Short exercise
Check each line below for the word "water", and copy those that have it.

Source records
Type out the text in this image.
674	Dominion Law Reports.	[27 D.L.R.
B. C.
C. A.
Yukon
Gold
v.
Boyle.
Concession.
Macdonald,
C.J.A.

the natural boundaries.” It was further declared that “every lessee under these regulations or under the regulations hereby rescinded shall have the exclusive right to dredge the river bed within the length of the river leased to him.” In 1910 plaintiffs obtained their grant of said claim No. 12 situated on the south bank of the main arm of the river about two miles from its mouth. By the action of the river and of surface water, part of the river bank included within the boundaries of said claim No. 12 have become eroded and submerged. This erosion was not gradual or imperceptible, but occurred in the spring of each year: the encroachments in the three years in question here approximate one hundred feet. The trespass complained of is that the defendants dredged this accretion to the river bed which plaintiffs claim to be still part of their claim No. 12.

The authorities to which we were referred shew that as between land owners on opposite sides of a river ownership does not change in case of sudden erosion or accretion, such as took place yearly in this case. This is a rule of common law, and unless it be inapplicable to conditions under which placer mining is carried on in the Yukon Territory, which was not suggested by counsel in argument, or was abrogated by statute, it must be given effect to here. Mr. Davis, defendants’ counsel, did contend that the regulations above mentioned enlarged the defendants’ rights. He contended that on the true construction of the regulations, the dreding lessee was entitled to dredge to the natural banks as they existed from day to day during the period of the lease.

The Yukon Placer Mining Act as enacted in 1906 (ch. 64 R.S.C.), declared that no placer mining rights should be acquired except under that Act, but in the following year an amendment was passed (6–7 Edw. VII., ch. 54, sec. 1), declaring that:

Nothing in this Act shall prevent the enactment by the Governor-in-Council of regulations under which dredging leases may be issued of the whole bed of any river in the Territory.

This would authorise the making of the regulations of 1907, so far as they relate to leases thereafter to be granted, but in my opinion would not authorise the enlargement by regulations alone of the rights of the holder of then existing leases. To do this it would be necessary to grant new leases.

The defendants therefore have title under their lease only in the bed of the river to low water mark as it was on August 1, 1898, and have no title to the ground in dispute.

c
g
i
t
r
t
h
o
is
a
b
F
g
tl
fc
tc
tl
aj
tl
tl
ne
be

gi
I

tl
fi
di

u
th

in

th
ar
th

Exercise response
the natural boundaries.” It was further declared that “every lessee under these regulations or under the regulations hereby rescinded shall have the exclusive right to dredge the river bed within the length of the river leased to him.” In 1910 plaintiffs obtained their grant of said claim No. 12 situated on the south bank of the main arm of the river about two miles from its mouth. By the action of the river and of surface water, part of the river bank included within the boundaries of said claim No. 12 have become eroded and submerged. This erosion was not gradual or imperceptible, but occurred in the spring of each year: the encroachments in the three years in question here approximate one hundred feet. The trespass complained of is that the defendants dredged this accretion to the river bed which plaintiffs claim to be still part of their claim No. 12.
The defendants therefore have title under their lease only in the bed of the river to low water mark as it was on August 1, 1898, and have no title to the ground in dispute.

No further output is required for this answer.